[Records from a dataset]
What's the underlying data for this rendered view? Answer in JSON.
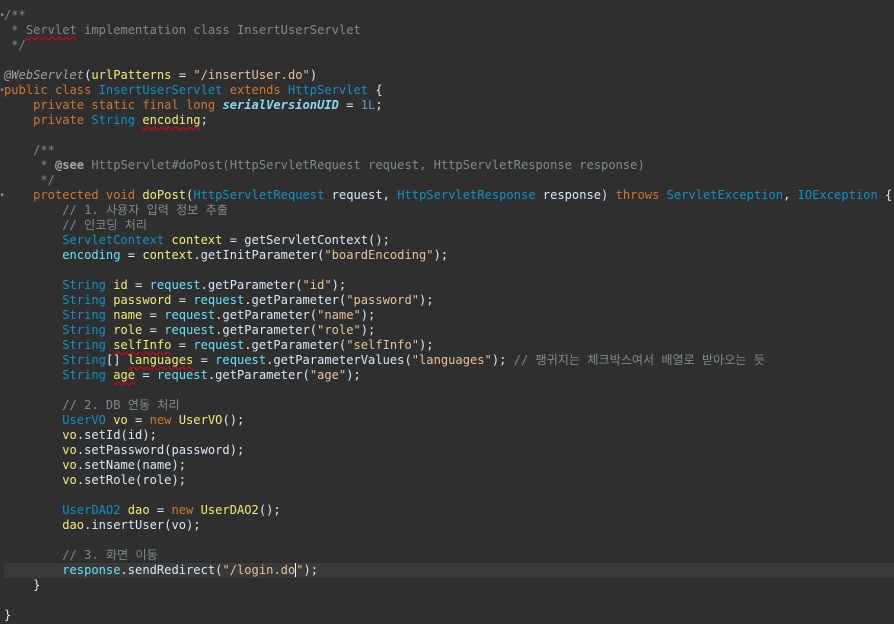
{
  "editor": {
    "lines": [
      [
        {
          "t": "/**",
          "c": "comment"
        }
      ],
      [
        {
          "t": " * ",
          "c": "comment"
        },
        {
          "t": "Servlet",
          "c": "comment squiggle"
        },
        {
          "t": " implementation class InsertUserServlet",
          "c": "comment"
        }
      ],
      [
        {
          "t": " */",
          "c": "comment"
        }
      ],
      [],
      [
        {
          "t": "@WebServlet",
          "c": "annotation"
        },
        {
          "t": "(",
          "c": "plain"
        },
        {
          "t": "urlPatterns",
          "c": "local"
        },
        {
          "t": " = ",
          "c": "plain"
        },
        {
          "t": "\"/insertUser.do\"",
          "c": "str"
        },
        {
          "t": ")",
          "c": "plain"
        }
      ],
      [
        {
          "t": "public class ",
          "c": "kw"
        },
        {
          "t": "InsertUserServlet",
          "c": "cls"
        },
        {
          "t": " extends ",
          "c": "kw"
        },
        {
          "t": "HttpServlet",
          "c": "cls"
        },
        {
          "t": " {",
          "c": "plain"
        }
      ],
      [
        {
          "t": "    private static final long ",
          "c": "kw"
        },
        {
          "t": "serialVersionUID",
          "c": "const"
        },
        {
          "t": " = ",
          "c": "plain"
        },
        {
          "t": "1L",
          "c": "num"
        },
        {
          "t": ";",
          "c": "plain"
        }
      ],
      [
        {
          "t": "    private ",
          "c": "kw"
        },
        {
          "t": "String ",
          "c": "cls"
        },
        {
          "t": "encoding",
          "c": "local squiggle"
        },
        {
          "t": ";",
          "c": "plain"
        }
      ],
      [],
      [
        {
          "t": "    /**",
          "c": "comment"
        }
      ],
      [
        {
          "t": "     * ",
          "c": "comment"
        },
        {
          "t": "@see",
          "c": "doc-tag"
        },
        {
          "t": " HttpServlet#doPost(HttpServletRequest request, HttpServletResponse response)",
          "c": "comment"
        }
      ],
      [
        {
          "t": "     */",
          "c": "comment"
        }
      ],
      [
        {
          "t": "    protected void ",
          "c": "kw"
        },
        {
          "t": "doPost",
          "c": "local"
        },
        {
          "t": "(",
          "c": "plain"
        },
        {
          "t": "HttpServletRequest",
          "c": "cls"
        },
        {
          "t": " request, ",
          "c": "plain"
        },
        {
          "t": "HttpServletResponse",
          "c": "cls"
        },
        {
          "t": " response) ",
          "c": "plain"
        },
        {
          "t": "throws ",
          "c": "kw"
        },
        {
          "t": "ServletException",
          "c": "cls"
        },
        {
          "t": ", ",
          "c": "plain"
        },
        {
          "t": "IOException",
          "c": "cls"
        },
        {
          "t": " {",
          "c": "plain"
        }
      ],
      [
        {
          "t": "        // 1. 사용자 입력 정보 추출",
          "c": "comment"
        }
      ],
      [
        {
          "t": "        // 인코딩 처리",
          "c": "comment"
        }
      ],
      [
        {
          "t": "        ServletContext",
          "c": "cls"
        },
        {
          "t": " context",
          "c": "local"
        },
        {
          "t": " = getServletContext();",
          "c": "plain"
        }
      ],
      [
        {
          "t": "        encoding",
          "c": "field"
        },
        {
          "t": " = ",
          "c": "plain"
        },
        {
          "t": "context",
          "c": "local"
        },
        {
          "t": ".getInitParameter(",
          "c": "plain"
        },
        {
          "t": "\"boardEncoding\"",
          "c": "str"
        },
        {
          "t": ");",
          "c": "plain"
        }
      ],
      [],
      [
        {
          "t": "        String",
          "c": "cls"
        },
        {
          "t": " id",
          "c": "local"
        },
        {
          "t": " = ",
          "c": "plain"
        },
        {
          "t": "request",
          "c": "field"
        },
        {
          "t": ".getParameter(",
          "c": "plain"
        },
        {
          "t": "\"id\"",
          "c": "str"
        },
        {
          "t": ");",
          "c": "plain"
        }
      ],
      [
        {
          "t": "        String",
          "c": "cls"
        },
        {
          "t": " password",
          "c": "local"
        },
        {
          "t": " = ",
          "c": "plain"
        },
        {
          "t": "request",
          "c": "field"
        },
        {
          "t": ".getParameter(",
          "c": "plain"
        },
        {
          "t": "\"password\"",
          "c": "str"
        },
        {
          "t": ");",
          "c": "plain"
        }
      ],
      [
        {
          "t": "        String",
          "c": "cls"
        },
        {
          "t": " name",
          "c": "local"
        },
        {
          "t": " = ",
          "c": "plain"
        },
        {
          "t": "request",
          "c": "field"
        },
        {
          "t": ".getParameter(",
          "c": "plain"
        },
        {
          "t": "\"name\"",
          "c": "str"
        },
        {
          "t": ");",
          "c": "plain"
        }
      ],
      [
        {
          "t": "        String",
          "c": "cls"
        },
        {
          "t": " role",
          "c": "local"
        },
        {
          "t": " = ",
          "c": "plain"
        },
        {
          "t": "request",
          "c": "field"
        },
        {
          "t": ".getParameter(",
          "c": "plain"
        },
        {
          "t": "\"role\"",
          "c": "str"
        },
        {
          "t": ");",
          "c": "plain"
        }
      ],
      [
        {
          "t": "        String ",
          "c": "cls"
        },
        {
          "t": "selfInfo",
          "c": "local squiggle"
        },
        {
          "t": " = ",
          "c": "plain"
        },
        {
          "t": "request",
          "c": "field"
        },
        {
          "t": ".getParameter(",
          "c": "plain"
        },
        {
          "t": "\"selfInfo\"",
          "c": "str"
        },
        {
          "t": ");",
          "c": "plain"
        }
      ],
      [
        {
          "t": "        String",
          "c": "cls"
        },
        {
          "t": "[] ",
          "c": "plain"
        },
        {
          "t": "languages",
          "c": "local squiggle"
        },
        {
          "t": " = ",
          "c": "plain"
        },
        {
          "t": "request",
          "c": "field"
        },
        {
          "t": ".getParameterValues(",
          "c": "plain"
        },
        {
          "t": "\"languages\"",
          "c": "str"
        },
        {
          "t": "); ",
          "c": "plain"
        },
        {
          "t": "// 팽귀지는 체크박스여서 배열로 받아오는 듯",
          "c": "comment"
        }
      ],
      [
        {
          "t": "        String ",
          "c": "cls"
        },
        {
          "t": "age",
          "c": "local squiggle"
        },
        {
          "t": " = ",
          "c": "plain"
        },
        {
          "t": "request",
          "c": "field"
        },
        {
          "t": ".getParameter(",
          "c": "plain"
        },
        {
          "t": "\"age\"",
          "c": "str"
        },
        {
          "t": ");",
          "c": "plain"
        }
      ],
      [],
      [
        {
          "t": "        // 2. DB 연동 처리",
          "c": "comment"
        }
      ],
      [
        {
          "t": "        UserVO",
          "c": "cls"
        },
        {
          "t": " vo",
          "c": "local"
        },
        {
          "t": " = ",
          "c": "plain"
        },
        {
          "t": "new ",
          "c": "kw"
        },
        {
          "t": "UserVO",
          "c": "local"
        },
        {
          "t": "();",
          "c": "plain"
        }
      ],
      [
        {
          "t": "        vo",
          "c": "local"
        },
        {
          "t": ".setId(id);",
          "c": "plain"
        }
      ],
      [
        {
          "t": "        vo",
          "c": "local"
        },
        {
          "t": ".setPassword(password);",
          "c": "plain"
        }
      ],
      [
        {
          "t": "        vo",
          "c": "local"
        },
        {
          "t": ".setName(name);",
          "c": "plain"
        }
      ],
      [
        {
          "t": "        vo",
          "c": "local"
        },
        {
          "t": ".setRole(role);",
          "c": "plain"
        }
      ],
      [],
      [
        {
          "t": "        UserDAO2",
          "c": "cls"
        },
        {
          "t": " dao",
          "c": "local"
        },
        {
          "t": " = ",
          "c": "plain"
        },
        {
          "t": "new ",
          "c": "kw"
        },
        {
          "t": "UserDAO2",
          "c": "local"
        },
        {
          "t": "();",
          "c": "plain"
        }
      ],
      [
        {
          "t": "        dao",
          "c": "local"
        },
        {
          "t": ".insertUser(vo);",
          "c": "plain"
        }
      ],
      [],
      [
        {
          "t": "        // 3. 화면 이동",
          "c": "comment"
        }
      ],
      [
        {
          "t": "        response",
          "c": "field"
        },
        {
          "t": ".sendRedirect(",
          "c": "plain"
        },
        {
          "t": "\"/login.do",
          "c": "str"
        },
        {
          "t": "CARET",
          "c": "caret"
        },
        {
          "t": "\"",
          "c": "str"
        },
        {
          "t": ");",
          "c": "plain"
        }
      ],
      [
        {
          "t": "    }",
          "c": "plain"
        }
      ],
      [],
      [
        {
          "t": "}",
          "c": "plain"
        }
      ]
    ],
    "current_line": 37,
    "fold_markers": [
      0,
      5,
      12
    ]
  }
}
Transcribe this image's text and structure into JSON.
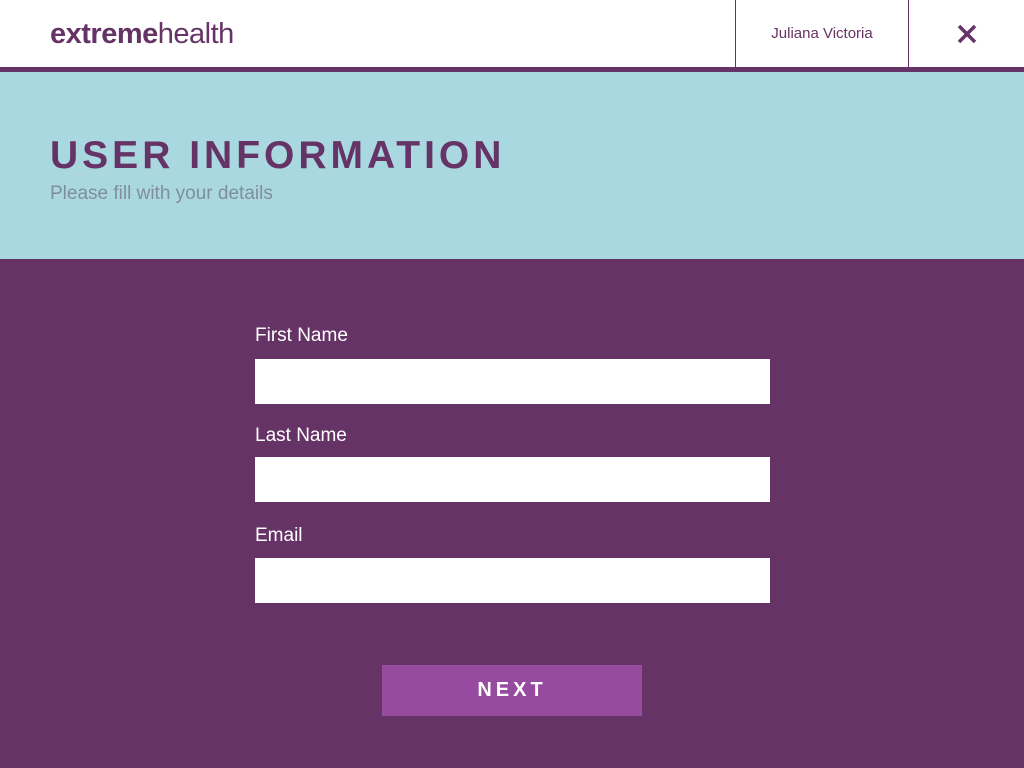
{
  "header": {
    "logo_bold": "extreme",
    "logo_light": "health",
    "user_name": "Juliana Victoria",
    "close_icon": "close-icon"
  },
  "banner": {
    "title": "USER INFORMATION",
    "subtitle": "Please fill with your details"
  },
  "form": {
    "fields": [
      {
        "label": "First Name",
        "value": "",
        "placeholder": ""
      },
      {
        "label": "Last Name",
        "value": "",
        "placeholder": ""
      },
      {
        "label": "Email",
        "value": "",
        "placeholder": ""
      }
    ],
    "next_label": "NEXT"
  },
  "colors": {
    "brand_purple": "#663366",
    "banner_blue": "#aad8e0",
    "button_purple": "#964aa0",
    "subtitle_gray": "#7f8e9c"
  }
}
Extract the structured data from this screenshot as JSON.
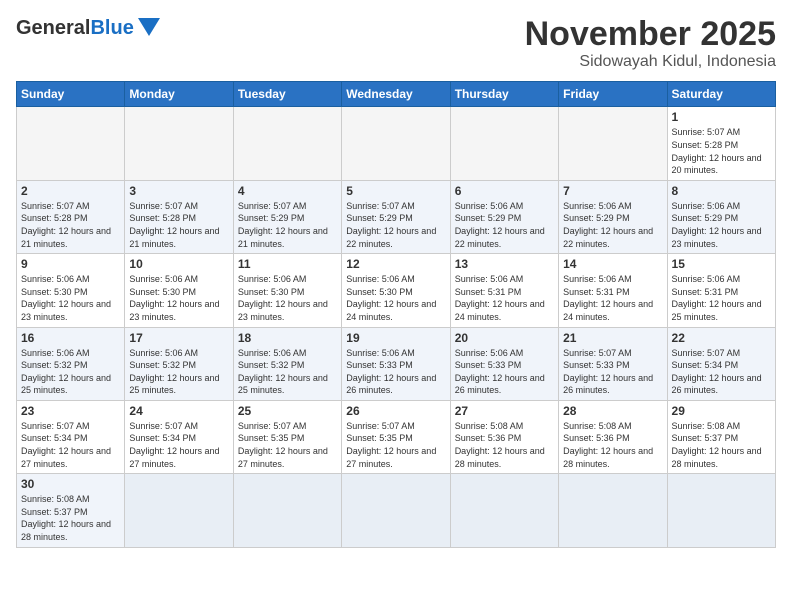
{
  "title": "November 2025",
  "subtitle": "Sidowayah Kidul, Indonesia",
  "logo": {
    "general": "General",
    "blue": "Blue"
  },
  "weekdays": [
    "Sunday",
    "Monday",
    "Tuesday",
    "Wednesday",
    "Thursday",
    "Friday",
    "Saturday"
  ],
  "days": {
    "1": {
      "sunrise": "5:07 AM",
      "sunset": "5:28 PM",
      "daylight": "12 hours and 20 minutes."
    },
    "2": {
      "sunrise": "5:07 AM",
      "sunset": "5:28 PM",
      "daylight": "12 hours and 21 minutes."
    },
    "3": {
      "sunrise": "5:07 AM",
      "sunset": "5:28 PM",
      "daylight": "12 hours and 21 minutes."
    },
    "4": {
      "sunrise": "5:07 AM",
      "sunset": "5:29 PM",
      "daylight": "12 hours and 21 minutes."
    },
    "5": {
      "sunrise": "5:07 AM",
      "sunset": "5:29 PM",
      "daylight": "12 hours and 22 minutes."
    },
    "6": {
      "sunrise": "5:06 AM",
      "sunset": "5:29 PM",
      "daylight": "12 hours and 22 minutes."
    },
    "7": {
      "sunrise": "5:06 AM",
      "sunset": "5:29 PM",
      "daylight": "12 hours and 22 minutes."
    },
    "8": {
      "sunrise": "5:06 AM",
      "sunset": "5:29 PM",
      "daylight": "12 hours and 23 minutes."
    },
    "9": {
      "sunrise": "5:06 AM",
      "sunset": "5:30 PM",
      "daylight": "12 hours and 23 minutes."
    },
    "10": {
      "sunrise": "5:06 AM",
      "sunset": "5:30 PM",
      "daylight": "12 hours and 23 minutes."
    },
    "11": {
      "sunrise": "5:06 AM",
      "sunset": "5:30 PM",
      "daylight": "12 hours and 23 minutes."
    },
    "12": {
      "sunrise": "5:06 AM",
      "sunset": "5:30 PM",
      "daylight": "12 hours and 24 minutes."
    },
    "13": {
      "sunrise": "5:06 AM",
      "sunset": "5:31 PM",
      "daylight": "12 hours and 24 minutes."
    },
    "14": {
      "sunrise": "5:06 AM",
      "sunset": "5:31 PM",
      "daylight": "12 hours and 24 minutes."
    },
    "15": {
      "sunrise": "5:06 AM",
      "sunset": "5:31 PM",
      "daylight": "12 hours and 25 minutes."
    },
    "16": {
      "sunrise": "5:06 AM",
      "sunset": "5:32 PM",
      "daylight": "12 hours and 25 minutes."
    },
    "17": {
      "sunrise": "5:06 AM",
      "sunset": "5:32 PM",
      "daylight": "12 hours and 25 minutes."
    },
    "18": {
      "sunrise": "5:06 AM",
      "sunset": "5:32 PM",
      "daylight": "12 hours and 25 minutes."
    },
    "19": {
      "sunrise": "5:06 AM",
      "sunset": "5:33 PM",
      "daylight": "12 hours and 26 minutes."
    },
    "20": {
      "sunrise": "5:06 AM",
      "sunset": "5:33 PM",
      "daylight": "12 hours and 26 minutes."
    },
    "21": {
      "sunrise": "5:07 AM",
      "sunset": "5:33 PM",
      "daylight": "12 hours and 26 minutes."
    },
    "22": {
      "sunrise": "5:07 AM",
      "sunset": "5:34 PM",
      "daylight": "12 hours and 26 minutes."
    },
    "23": {
      "sunrise": "5:07 AM",
      "sunset": "5:34 PM",
      "daylight": "12 hours and 27 minutes."
    },
    "24": {
      "sunrise": "5:07 AM",
      "sunset": "5:34 PM",
      "daylight": "12 hours and 27 minutes."
    },
    "25": {
      "sunrise": "5:07 AM",
      "sunset": "5:35 PM",
      "daylight": "12 hours and 27 minutes."
    },
    "26": {
      "sunrise": "5:07 AM",
      "sunset": "5:35 PM",
      "daylight": "12 hours and 27 minutes."
    },
    "27": {
      "sunrise": "5:08 AM",
      "sunset": "5:36 PM",
      "daylight": "12 hours and 28 minutes."
    },
    "28": {
      "sunrise": "5:08 AM",
      "sunset": "5:36 PM",
      "daylight": "12 hours and 28 minutes."
    },
    "29": {
      "sunrise": "5:08 AM",
      "sunset": "5:37 PM",
      "daylight": "12 hours and 28 minutes."
    },
    "30": {
      "sunrise": "5:08 AM",
      "sunset": "5:37 PM",
      "daylight": "12 hours and 28 minutes."
    }
  },
  "labels": {
    "sunrise": "Sunrise:",
    "sunset": "Sunset:",
    "daylight": "Daylight:"
  }
}
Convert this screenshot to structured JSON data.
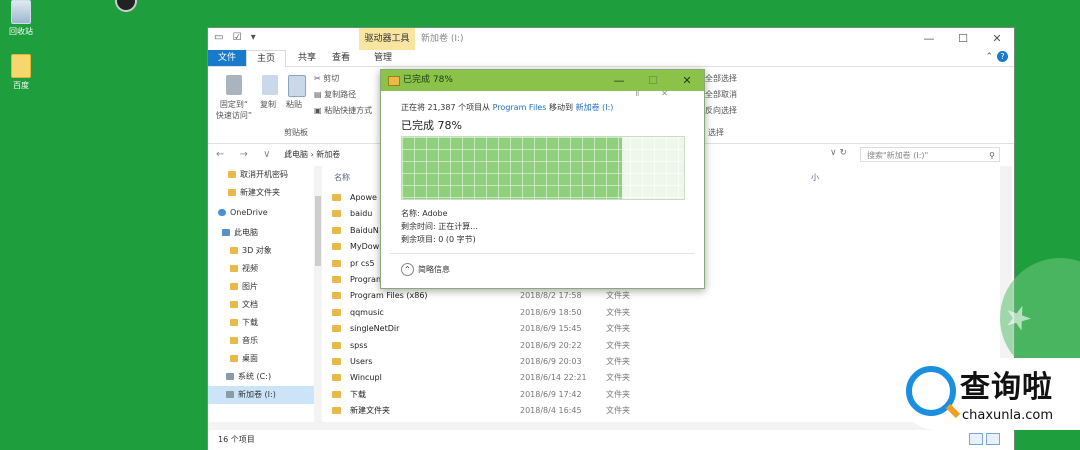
{
  "desktop": {
    "icons": [
      {
        "label": "回收站",
        "icon": "recycle-bin-icon"
      },
      {
        "label": "百度",
        "icon": "baidu-icon"
      }
    ]
  },
  "explorer": {
    "title": "新加卷 (I:)",
    "context_tab": "驱动器工具",
    "window_buttons": {
      "minimize": "—",
      "maximize": "☐",
      "close": "✕"
    },
    "tabs": {
      "file": "文件",
      "home": "主页",
      "share": "共享",
      "view": "查看",
      "manage": "管理"
    },
    "ribbon": {
      "pin_label": "固定到“\n快速访问”",
      "copy_label": "复制",
      "paste_label": "粘贴",
      "cut_label": "剪切",
      "copy_path_label": "复制路径",
      "paste_shortcut_label": "粘贴快捷方式",
      "clipboard_group": "剪贴板",
      "select_all": "全部选择",
      "select_none": "全部取消",
      "invert_select": "反向选择",
      "select_group": "选择"
    },
    "address": {
      "path": "此电脑 › 新加卷",
      "search_placeholder": "搜索\"新加卷 (I:)\""
    },
    "nav": [
      {
        "label": "取消开机密码",
        "type": "folder"
      },
      {
        "label": "新建文件夹",
        "type": "folder"
      },
      {
        "label": "OneDrive",
        "type": "cloud"
      },
      {
        "label": "此电脑",
        "type": "pc"
      },
      {
        "label": "3D 对象",
        "type": "folder"
      },
      {
        "label": "视频",
        "type": "folder"
      },
      {
        "label": "图片",
        "type": "folder"
      },
      {
        "label": "文档",
        "type": "folder"
      },
      {
        "label": "下载",
        "type": "folder"
      },
      {
        "label": "音乐",
        "type": "folder"
      },
      {
        "label": "桌面",
        "type": "folder"
      },
      {
        "label": "系统 (C:)",
        "type": "drive"
      },
      {
        "label": "新加卷 (I:)",
        "type": "drive"
      }
    ],
    "columns": {
      "name": "名称",
      "size": "小"
    },
    "files": [
      {
        "name": "Apowe",
        "date": "",
        "type": ""
      },
      {
        "name": "baidu",
        "date": "",
        "type": ""
      },
      {
        "name": "BaiduN",
        "date": "",
        "type": ""
      },
      {
        "name": "MyDow",
        "date": "",
        "type": ""
      },
      {
        "name": "pr cs5",
        "date": "",
        "type": ""
      },
      {
        "name": "Progran",
        "date": "",
        "type": ""
      },
      {
        "name": "Program Files (x86)",
        "date": "2018/8/2 17:58",
        "type": "文件夹"
      },
      {
        "name": "qqmusic",
        "date": "2018/6/9 18:50",
        "type": "文件夹"
      },
      {
        "name": "singleNetDir",
        "date": "2018/6/9 15:45",
        "type": "文件夹"
      },
      {
        "name": "spss",
        "date": "2018/6/9 20:22",
        "type": "文件夹"
      },
      {
        "name": "Users",
        "date": "2018/6/9 20:03",
        "type": "文件夹"
      },
      {
        "name": "Wincupl",
        "date": "2018/6/14 22:21",
        "type": "文件夹"
      },
      {
        "name": "下载",
        "date": "2018/6/9 17:42",
        "type": "文件夹"
      },
      {
        "name": "新建文件夹",
        "date": "2018/8/4 16:45",
        "type": "文件夹"
      }
    ],
    "status": {
      "count": "16 个项目"
    }
  },
  "dialog": {
    "title": "已完成 78%",
    "line1_prefix": "正在将 21,387 个项目从 ",
    "source": "Program Files",
    "line1_mid": " 移动到 ",
    "dest": "新加卷 (I:)",
    "percent_text": "已完成 78%",
    "progress": 0.78,
    "name_line": "名称: Adobe",
    "time_line": "剩余时间: 正在计算...",
    "items_line": "剩余项目: 0 (0 字节)",
    "less_info": "简略信息",
    "buttons": {
      "minimize": "—",
      "maximize": "☐",
      "close": "✕"
    }
  },
  "watermark": {
    "brand": "查询啦",
    "site": "chaxunla.com"
  }
}
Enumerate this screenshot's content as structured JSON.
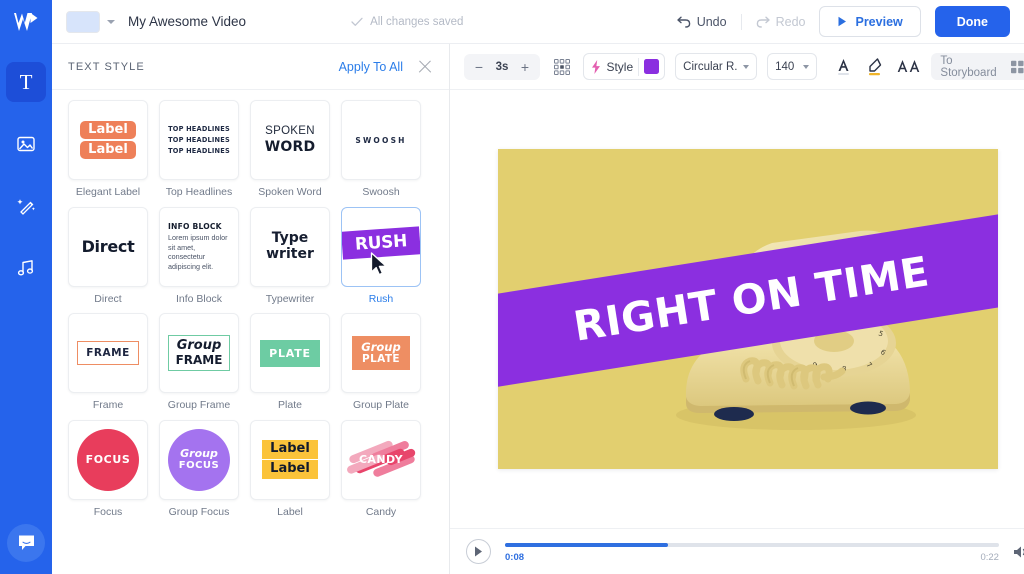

▸ **REQUIREMENTS**:
Among the entries above, how many lines hold the string "HttpServletRequest"? Respond with nothing but the number.

▸ **SOLUTION TO THIS TASK**:
2